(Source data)
>> BEGIN

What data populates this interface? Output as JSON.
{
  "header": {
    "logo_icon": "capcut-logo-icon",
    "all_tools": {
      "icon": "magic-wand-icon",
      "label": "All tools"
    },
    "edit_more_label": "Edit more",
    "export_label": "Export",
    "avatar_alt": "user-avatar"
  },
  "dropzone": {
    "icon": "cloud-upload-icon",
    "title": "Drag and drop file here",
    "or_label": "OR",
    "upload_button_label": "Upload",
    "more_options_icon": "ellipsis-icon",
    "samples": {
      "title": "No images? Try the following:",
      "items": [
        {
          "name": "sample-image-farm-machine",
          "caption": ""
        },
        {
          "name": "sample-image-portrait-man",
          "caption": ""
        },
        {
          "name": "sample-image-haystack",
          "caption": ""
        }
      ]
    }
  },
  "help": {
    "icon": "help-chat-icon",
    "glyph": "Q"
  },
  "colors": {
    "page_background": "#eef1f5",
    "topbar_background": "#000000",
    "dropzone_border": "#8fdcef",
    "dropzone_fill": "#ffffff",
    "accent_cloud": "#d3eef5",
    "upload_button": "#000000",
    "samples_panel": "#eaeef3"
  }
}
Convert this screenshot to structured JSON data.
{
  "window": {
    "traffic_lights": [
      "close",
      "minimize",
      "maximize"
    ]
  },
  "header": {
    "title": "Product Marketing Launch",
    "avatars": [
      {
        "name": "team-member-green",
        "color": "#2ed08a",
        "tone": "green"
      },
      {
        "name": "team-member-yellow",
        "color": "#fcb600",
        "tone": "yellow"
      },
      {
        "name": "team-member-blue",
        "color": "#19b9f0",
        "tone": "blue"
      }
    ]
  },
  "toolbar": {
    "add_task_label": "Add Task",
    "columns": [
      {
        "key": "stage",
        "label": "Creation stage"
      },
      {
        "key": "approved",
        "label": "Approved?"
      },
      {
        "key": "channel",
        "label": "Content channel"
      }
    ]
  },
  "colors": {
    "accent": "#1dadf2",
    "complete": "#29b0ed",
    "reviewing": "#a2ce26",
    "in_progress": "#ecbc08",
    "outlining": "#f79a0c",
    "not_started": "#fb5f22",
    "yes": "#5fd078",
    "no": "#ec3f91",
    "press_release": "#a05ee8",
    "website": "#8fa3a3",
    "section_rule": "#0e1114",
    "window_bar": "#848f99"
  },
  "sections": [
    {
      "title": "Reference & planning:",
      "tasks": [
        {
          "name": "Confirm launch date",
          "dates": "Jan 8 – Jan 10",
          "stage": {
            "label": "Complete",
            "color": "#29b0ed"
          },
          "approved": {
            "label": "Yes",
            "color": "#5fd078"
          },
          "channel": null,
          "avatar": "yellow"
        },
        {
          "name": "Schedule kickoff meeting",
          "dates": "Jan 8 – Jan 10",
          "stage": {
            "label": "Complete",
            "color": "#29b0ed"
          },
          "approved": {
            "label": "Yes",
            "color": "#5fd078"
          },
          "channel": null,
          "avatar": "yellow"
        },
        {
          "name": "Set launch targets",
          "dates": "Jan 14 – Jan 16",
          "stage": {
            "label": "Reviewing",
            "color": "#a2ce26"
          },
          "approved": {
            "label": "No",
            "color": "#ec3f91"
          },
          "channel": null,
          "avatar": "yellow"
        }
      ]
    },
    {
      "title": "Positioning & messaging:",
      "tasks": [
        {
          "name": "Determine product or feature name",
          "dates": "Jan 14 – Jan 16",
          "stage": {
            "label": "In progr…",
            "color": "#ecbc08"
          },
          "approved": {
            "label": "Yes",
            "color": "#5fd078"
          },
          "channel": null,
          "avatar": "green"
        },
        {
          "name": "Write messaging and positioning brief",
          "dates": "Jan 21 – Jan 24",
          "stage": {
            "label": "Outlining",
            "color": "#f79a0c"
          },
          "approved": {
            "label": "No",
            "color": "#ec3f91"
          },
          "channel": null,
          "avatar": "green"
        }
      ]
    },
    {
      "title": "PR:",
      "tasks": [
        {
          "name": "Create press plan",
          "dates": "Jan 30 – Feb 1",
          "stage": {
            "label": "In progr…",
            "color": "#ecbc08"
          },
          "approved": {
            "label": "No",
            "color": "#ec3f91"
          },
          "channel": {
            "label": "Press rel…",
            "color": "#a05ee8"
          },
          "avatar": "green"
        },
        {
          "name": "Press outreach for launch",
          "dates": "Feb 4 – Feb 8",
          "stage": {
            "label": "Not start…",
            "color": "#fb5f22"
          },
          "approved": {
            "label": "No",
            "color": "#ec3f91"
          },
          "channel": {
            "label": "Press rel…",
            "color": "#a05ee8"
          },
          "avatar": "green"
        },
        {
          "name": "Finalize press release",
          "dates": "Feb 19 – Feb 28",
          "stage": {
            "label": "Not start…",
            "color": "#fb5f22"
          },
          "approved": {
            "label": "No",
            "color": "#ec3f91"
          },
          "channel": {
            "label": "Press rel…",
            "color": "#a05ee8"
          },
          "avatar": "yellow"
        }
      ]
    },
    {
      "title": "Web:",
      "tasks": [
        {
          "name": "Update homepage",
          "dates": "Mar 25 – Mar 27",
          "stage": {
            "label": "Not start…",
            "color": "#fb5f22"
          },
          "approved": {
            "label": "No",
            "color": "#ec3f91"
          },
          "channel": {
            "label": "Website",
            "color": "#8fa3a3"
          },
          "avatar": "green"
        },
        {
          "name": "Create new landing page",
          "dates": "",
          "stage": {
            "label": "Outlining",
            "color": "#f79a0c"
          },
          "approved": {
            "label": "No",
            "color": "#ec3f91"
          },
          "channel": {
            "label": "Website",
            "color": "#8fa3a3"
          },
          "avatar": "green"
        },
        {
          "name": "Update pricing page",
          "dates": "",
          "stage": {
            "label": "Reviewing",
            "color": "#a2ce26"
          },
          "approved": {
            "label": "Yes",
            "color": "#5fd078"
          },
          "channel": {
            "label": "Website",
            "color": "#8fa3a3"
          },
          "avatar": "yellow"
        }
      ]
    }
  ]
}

>> END

The whole listing above needs to be written out again exactly.

What data populates this interface? Output as JSON.
{
  "header": {
    "logo_icon": "capcut-logo-icon",
    "all_tools": {
      "icon": "magic-wand-icon",
      "label": "All tools"
    },
    "edit_more_label": "Edit more",
    "export_label": "Export",
    "avatar_alt": "user-avatar"
  },
  "dropzone": {
    "icon": "cloud-upload-icon",
    "title": "Drag and drop file here",
    "or_label": "OR",
    "upload_button_label": "Upload",
    "more_options_icon": "ellipsis-icon",
    "samples": {
      "title": "No images? Try the following:",
      "items": [
        {
          "name": "sample-image-farm-machine",
          "caption": ""
        },
        {
          "name": "sample-image-portrait-man",
          "caption": ""
        },
        {
          "name": "sample-image-haystack",
          "caption": ""
        }
      ]
    }
  },
  "help": {
    "icon": "help-chat-icon",
    "glyph": "Q"
  },
  "colors": {
    "page_background": "#eef1f5",
    "topbar_background": "#000000",
    "dropzone_border": "#8fdcef",
    "dropzone_fill": "#ffffff",
    "accent_cloud": "#d3eef5",
    "upload_button": "#000000",
    "samples_panel": "#eaeef3"
  }
}
Convert this screenshot to structured JSON data.
{
  "window": {
    "traffic_lights": [
      "close",
      "minimize",
      "maximize"
    ]
  },
  "header": {
    "title": "Product Marketing Launch",
    "avatars": [
      {
        "name": "team-member-green",
        "color": "#2ed08a",
        "tone": "green"
      },
      {
        "name": "team-member-yellow",
        "color": "#fcb600",
        "tone": "yellow"
      },
      {
        "name": "team-member-blue",
        "color": "#19b9f0",
        "tone": "blue"
      }
    ]
  },
  "toolbar": {
    "add_task_label": "Add Task",
    "columns": [
      {
        "key": "stage",
        "label": "Creation stage"
      },
      {
        "key": "approved",
        "label": "Approved?"
      },
      {
        "key": "channel",
        "label": "Content channel"
      }
    ]
  },
  "colors": {
    "accent": "#1dadf2",
    "complete": "#29b0ed",
    "reviewing": "#a2ce26",
    "in_progress": "#ecbc08",
    "outlining": "#f79a0c",
    "not_started": "#fb5f22",
    "yes": "#5fd078",
    "no": "#ec3f91",
    "press_release": "#a05ee8",
    "website": "#8fa3a3",
    "section_rule": "#0e1114",
    "window_bar": "#848f99"
  },
  "sections": [
    {
      "title": "Reference & planning:",
      "tasks": [
        {
          "name": "Confirm launch date",
          "dates": "Jan 8 – Jan 10",
          "stage": {
            "label": "Complete",
            "color": "#29b0ed"
          },
          "approved": {
            "label": "Yes",
            "color": "#5fd078"
          },
          "channel": null,
          "avatar": "yellow"
        },
        {
          "name": "Schedule kickoff meeting",
          "dates": "Jan 8 – Jan 10",
          "stage": {
            "label": "Complete",
            "color": "#29b0ed"
          },
          "approved": {
            "label": "Yes",
            "color": "#5fd078"
          },
          "channel": null,
          "avatar": "yellow"
        },
        {
          "name": "Set launch targets",
          "dates": "Jan 14 – Jan 16",
          "stage": {
            "label": "Reviewing",
            "color": "#a2ce26"
          },
          "approved": {
            "label": "No",
            "color": "#ec3f91"
          },
          "channel": null,
          "avatar": "yellow"
        }
      ]
    },
    {
      "title": "Positioning & messaging:",
      "tasks": [
        {
          "name": "Determine product or feature name",
          "dates": "Jan 14 – Jan 16",
          "stage": {
            "label": "In progr…",
            "color": "#ecbc08"
          },
          "approved": {
            "label": "Yes",
            "color": "#5fd078"
          },
          "channel": null,
          "avatar": "green"
        },
        {
          "name": "Write messaging and positioning brief",
          "dates": "Jan 21 – Jan 24",
          "stage": {
            "label": "Outlining",
            "color": "#f79a0c"
          },
          "approved": {
            "label": "No",
            "color": "#ec3f91"
          },
          "channel": null,
          "avatar": "green"
        }
      ]
    },
    {
      "title": "PR:",
      "tasks": [
        {
          "name": "Create press plan",
          "dates": "Jan 30 – Feb 1",
          "stage": {
            "label": "In progr…",
            "color": "#ecbc08"
          },
          "approved": {
            "label": "No",
            "color": "#ec3f91"
          },
          "channel": {
            "label": "Press rel…",
            "color": "#a05ee8"
          },
          "avatar": "green"
        },
        {
          "name": "Press outreach for launch",
          "dates": "Feb 4 – Feb 8",
          "stage": {
            "label": "Not start…",
            "color": "#fb5f22"
          },
          "approved": {
            "label": "No",
            "color": "#ec3f91"
          },
          "channel": {
            "label": "Press rel…",
            "color": "#a05ee8"
          },
          "avatar": "green"
        },
        {
          "name": "Finalize press release",
          "dates": "Feb 19 – Feb 28",
          "stage": {
            "label": "Not start…",
            "color": "#fb5f22"
          },
          "approved": {
            "label": "No",
            "color": "#ec3f91"
          },
          "channel": {
            "label": "Press rel…",
            "color": "#a05ee8"
          },
          "avatar": "yellow"
        }
      ]
    },
    {
      "title": "Web:",
      "tasks": [
        {
          "name": "Update homepage",
          "dates": "Mar 25 – Mar 27",
          "stage": {
            "label": "Not start…",
            "color": "#fb5f22"
          },
          "approved": {
            "label": "No",
            "color": "#ec3f91"
          },
          "channel": {
            "label": "Website",
            "color": "#8fa3a3"
          },
          "avatar": "green"
        },
        {
          "name": "Create new landing page",
          "dates": "",
          "stage": {
            "label": "Outlining",
            "color": "#f79a0c"
          },
          "approved": {
            "label": "No",
            "color": "#ec3f91"
          },
          "channel": {
            "label": "Website",
            "color": "#8fa3a3"
          },
          "avatar": "green"
        },
        {
          "name": "Update pricing page",
          "dates": "",
          "stage": {
            "label": "Reviewing",
            "color": "#a2ce26"
          },
          "approved": {
            "label": "Yes",
            "color": "#5fd078"
          },
          "channel": {
            "label": "Website",
            "color": "#8fa3a3"
          },
          "avatar": "yellow"
        }
      ]
    }
  ]
}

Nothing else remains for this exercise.